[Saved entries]
= = = = =

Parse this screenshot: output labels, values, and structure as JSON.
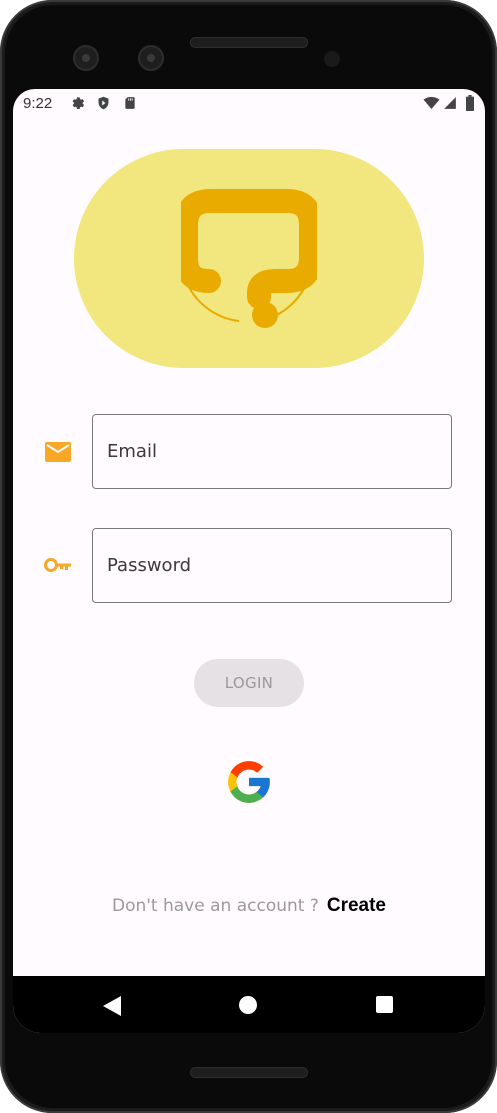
{
  "status_bar": {
    "time": "9:22",
    "left_icons": [
      "gear-icon",
      "shield-icon",
      "sd-card-icon"
    ],
    "right_icons": [
      "wifi-icon",
      "signal-icon",
      "battery-icon"
    ]
  },
  "logo": {
    "background_color": "#f2e67e",
    "mark_color": "#eaab00"
  },
  "form": {
    "email": {
      "placeholder": "Email",
      "value": "",
      "icon": "mail-icon"
    },
    "password": {
      "placeholder": "Password",
      "value": "",
      "icon": "key-icon"
    },
    "login_label": "LOGIN"
  },
  "social": {
    "google": "google-icon"
  },
  "signup": {
    "prompt": "Don't have an account ?",
    "link": "Create"
  },
  "nav_bar": {
    "back": "back-icon",
    "home": "home-icon",
    "recents": "recents-icon"
  },
  "colors": {
    "accent": "#f9a825",
    "screen_bg": "#fffbfe"
  }
}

= = = = =

▶ [What to do]: Search the material above for "placeholder". Pull out each line where it shows up.

▶ [Right answer]:
      "placeholder": "Email",
      "placeholder": "Password",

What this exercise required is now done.